**WHAT YOU ARE ASKED TO DO:**
Extract, exactly as written, all lines of the material below from the line that includes "Convert this screenshot" through its last line.

╭──

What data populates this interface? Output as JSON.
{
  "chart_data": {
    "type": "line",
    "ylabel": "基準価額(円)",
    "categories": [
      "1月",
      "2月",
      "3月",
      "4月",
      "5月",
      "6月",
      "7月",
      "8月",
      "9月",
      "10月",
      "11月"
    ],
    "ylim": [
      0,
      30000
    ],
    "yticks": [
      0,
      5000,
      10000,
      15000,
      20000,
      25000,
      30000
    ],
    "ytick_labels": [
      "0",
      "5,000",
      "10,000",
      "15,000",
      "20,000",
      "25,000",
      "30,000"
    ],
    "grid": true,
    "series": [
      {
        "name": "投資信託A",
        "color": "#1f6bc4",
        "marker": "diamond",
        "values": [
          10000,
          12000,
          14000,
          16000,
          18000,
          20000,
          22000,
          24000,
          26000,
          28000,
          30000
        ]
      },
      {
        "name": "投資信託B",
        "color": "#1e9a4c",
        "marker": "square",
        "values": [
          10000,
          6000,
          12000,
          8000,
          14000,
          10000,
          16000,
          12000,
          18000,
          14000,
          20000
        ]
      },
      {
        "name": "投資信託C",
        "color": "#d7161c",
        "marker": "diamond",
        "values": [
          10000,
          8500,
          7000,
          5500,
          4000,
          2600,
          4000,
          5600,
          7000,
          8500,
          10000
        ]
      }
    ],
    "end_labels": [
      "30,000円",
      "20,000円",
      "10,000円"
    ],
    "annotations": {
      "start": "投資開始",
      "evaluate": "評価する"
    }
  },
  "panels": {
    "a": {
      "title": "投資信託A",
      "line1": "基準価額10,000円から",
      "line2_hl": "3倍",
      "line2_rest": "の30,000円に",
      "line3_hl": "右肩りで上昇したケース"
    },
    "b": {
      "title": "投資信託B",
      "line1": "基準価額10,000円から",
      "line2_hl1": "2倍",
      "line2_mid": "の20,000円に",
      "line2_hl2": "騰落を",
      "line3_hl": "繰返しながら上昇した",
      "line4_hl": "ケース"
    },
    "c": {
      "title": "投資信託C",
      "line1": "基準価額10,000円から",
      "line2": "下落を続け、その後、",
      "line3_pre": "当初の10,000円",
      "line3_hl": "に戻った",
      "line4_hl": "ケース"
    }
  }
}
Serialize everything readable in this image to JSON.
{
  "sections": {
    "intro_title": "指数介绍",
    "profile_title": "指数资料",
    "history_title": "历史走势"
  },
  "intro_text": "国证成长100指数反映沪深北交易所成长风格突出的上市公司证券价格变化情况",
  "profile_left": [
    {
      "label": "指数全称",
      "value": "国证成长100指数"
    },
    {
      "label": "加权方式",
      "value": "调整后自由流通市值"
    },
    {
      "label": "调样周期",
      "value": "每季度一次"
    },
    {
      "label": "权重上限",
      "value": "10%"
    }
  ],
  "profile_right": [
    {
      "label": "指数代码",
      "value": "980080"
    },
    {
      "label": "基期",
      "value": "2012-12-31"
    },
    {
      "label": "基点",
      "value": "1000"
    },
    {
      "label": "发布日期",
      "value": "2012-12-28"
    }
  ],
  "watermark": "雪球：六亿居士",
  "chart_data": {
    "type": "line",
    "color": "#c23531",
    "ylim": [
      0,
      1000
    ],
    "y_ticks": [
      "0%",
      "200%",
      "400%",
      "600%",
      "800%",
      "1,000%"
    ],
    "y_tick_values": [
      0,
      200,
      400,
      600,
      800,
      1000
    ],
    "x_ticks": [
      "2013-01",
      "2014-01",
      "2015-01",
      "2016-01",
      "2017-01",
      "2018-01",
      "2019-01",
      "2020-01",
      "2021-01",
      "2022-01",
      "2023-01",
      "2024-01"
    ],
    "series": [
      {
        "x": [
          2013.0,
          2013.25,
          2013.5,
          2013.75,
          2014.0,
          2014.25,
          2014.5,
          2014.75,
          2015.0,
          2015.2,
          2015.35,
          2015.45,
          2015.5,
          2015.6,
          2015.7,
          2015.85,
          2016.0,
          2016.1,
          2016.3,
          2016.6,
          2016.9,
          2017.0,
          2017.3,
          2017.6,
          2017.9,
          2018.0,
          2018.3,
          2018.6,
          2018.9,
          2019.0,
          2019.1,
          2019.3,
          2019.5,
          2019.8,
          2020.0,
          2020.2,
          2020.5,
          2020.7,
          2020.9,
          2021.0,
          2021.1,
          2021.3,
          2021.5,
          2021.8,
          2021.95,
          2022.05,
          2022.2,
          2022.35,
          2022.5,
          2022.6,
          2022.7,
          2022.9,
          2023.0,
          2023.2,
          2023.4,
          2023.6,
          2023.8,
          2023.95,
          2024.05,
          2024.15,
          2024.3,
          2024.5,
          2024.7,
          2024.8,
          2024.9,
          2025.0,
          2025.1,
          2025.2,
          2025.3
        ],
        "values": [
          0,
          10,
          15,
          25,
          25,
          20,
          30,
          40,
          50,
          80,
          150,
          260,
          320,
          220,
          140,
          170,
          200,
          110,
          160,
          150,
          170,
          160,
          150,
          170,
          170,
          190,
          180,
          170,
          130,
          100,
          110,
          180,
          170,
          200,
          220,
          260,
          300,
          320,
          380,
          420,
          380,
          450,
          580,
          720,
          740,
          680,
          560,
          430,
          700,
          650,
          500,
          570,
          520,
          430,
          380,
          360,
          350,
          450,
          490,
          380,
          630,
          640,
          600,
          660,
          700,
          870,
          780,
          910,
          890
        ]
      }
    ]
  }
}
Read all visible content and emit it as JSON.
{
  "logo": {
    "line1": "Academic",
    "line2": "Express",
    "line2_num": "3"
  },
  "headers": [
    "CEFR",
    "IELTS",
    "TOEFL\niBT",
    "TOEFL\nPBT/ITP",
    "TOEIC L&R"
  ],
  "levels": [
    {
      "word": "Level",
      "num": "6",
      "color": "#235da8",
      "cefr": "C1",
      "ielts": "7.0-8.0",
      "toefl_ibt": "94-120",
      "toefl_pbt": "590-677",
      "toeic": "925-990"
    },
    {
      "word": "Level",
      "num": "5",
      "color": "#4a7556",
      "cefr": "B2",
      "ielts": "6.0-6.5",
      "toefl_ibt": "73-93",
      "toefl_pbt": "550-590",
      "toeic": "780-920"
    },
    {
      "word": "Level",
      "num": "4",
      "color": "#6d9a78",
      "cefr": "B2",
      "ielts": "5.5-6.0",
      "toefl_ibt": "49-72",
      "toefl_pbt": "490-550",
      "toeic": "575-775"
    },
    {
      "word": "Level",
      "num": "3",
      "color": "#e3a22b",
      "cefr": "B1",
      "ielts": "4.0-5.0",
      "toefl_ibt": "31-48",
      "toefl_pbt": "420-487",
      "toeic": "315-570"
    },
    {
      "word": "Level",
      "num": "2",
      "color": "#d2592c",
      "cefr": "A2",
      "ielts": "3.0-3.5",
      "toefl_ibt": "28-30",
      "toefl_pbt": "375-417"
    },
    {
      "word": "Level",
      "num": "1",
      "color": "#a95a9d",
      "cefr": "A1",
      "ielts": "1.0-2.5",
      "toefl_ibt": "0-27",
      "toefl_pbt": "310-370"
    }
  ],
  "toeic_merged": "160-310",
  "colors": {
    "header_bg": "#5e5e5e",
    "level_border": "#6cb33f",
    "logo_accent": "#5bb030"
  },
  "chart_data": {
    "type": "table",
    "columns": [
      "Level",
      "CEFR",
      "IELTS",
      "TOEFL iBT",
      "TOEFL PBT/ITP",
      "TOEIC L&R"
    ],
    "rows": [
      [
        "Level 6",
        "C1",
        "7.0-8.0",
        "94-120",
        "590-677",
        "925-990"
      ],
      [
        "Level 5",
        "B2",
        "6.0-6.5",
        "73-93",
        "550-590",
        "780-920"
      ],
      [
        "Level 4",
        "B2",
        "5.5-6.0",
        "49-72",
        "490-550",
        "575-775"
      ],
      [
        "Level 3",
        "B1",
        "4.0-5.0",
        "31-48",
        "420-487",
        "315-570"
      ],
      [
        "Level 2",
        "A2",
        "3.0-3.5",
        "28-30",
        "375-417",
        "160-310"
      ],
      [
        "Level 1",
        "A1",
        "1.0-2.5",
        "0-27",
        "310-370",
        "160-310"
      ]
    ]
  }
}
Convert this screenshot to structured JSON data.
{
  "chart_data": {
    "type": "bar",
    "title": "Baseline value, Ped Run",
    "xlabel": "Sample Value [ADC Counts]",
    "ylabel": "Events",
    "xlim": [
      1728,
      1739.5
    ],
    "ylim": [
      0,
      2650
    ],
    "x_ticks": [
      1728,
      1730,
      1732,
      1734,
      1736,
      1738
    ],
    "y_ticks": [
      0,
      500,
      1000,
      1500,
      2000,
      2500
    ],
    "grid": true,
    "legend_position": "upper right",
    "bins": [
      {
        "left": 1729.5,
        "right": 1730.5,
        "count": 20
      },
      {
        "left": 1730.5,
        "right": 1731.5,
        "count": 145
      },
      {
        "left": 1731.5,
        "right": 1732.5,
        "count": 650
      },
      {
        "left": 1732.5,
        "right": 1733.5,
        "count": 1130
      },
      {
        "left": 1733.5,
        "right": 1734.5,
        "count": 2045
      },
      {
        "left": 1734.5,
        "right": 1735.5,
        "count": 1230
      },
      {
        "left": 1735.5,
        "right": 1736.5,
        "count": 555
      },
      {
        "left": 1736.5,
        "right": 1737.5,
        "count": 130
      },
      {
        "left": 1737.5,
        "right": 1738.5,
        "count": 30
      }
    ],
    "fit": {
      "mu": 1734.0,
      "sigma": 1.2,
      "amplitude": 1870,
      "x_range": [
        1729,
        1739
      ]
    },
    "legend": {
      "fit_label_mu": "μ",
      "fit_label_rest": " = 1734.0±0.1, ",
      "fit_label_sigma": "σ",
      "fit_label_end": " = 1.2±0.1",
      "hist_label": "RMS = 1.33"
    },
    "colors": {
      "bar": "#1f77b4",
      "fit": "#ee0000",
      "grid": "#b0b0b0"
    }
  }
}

╰──

**SOLUTION TO THIS PROBLEM:**
Convert this screenshot to structured JSON data.
{
  "chart_data": {
    "type": "bar",
    "title": "Baseline value, Ped Run",
    "xlabel": "Sample Value [ADC Counts]",
    "ylabel": "Events",
    "xlim": [
      1728,
      1739.5
    ],
    "ylim": [
      0,
      2650
    ],
    "x_ticks": [
      1728,
      1730,
      1732,
      1734,
      1736,
      1738
    ],
    "y_ticks": [
      0,
      500,
      1000,
      1500,
      2000,
      2500
    ],
    "grid": true,
    "legend_position": "upper right",
    "bins": [
      {
        "left": 1729.5,
        "right": 1730.5,
        "count": 20
      },
      {
        "left": 1730.5,
        "right": 1731.5,
        "count": 145
      },
      {
        "left": 1731.5,
        "right": 1732.5,
        "count": 650
      },
      {
        "left": 1732.5,
        "right": 1733.5,
        "count": 1130
      },
      {
        "left": 1733.5,
        "right": 1734.5,
        "count": 2045
      },
      {
        "left": 1734.5,
        "right": 1735.5,
        "count": 1230
      },
      {
        "left": 1735.5,
        "right": 1736.5,
        "count": 555
      },
      {
        "left": 1736.5,
        "right": 1737.5,
        "count": 130
      },
      {
        "left": 1737.5,
        "right": 1738.5,
        "count": 30
      }
    ],
    "fit": {
      "mu": 1734.0,
      "sigma": 1.2,
      "amplitude": 1870,
      "x_range": [
        1729,
        1739
      ]
    },
    "legend": {
      "fit_label_mu": "μ",
      "fit_label_rest": " = 1734.0±0.1, ",
      "fit_label_sigma": "σ",
      "fit_label_end": " = 1.2±0.1",
      "hist_label": "RMS = 1.33"
    },
    "colors": {
      "bar": "#1f77b4",
      "fit": "#ee0000",
      "grid": "#b0b0b0"
    }
  }
}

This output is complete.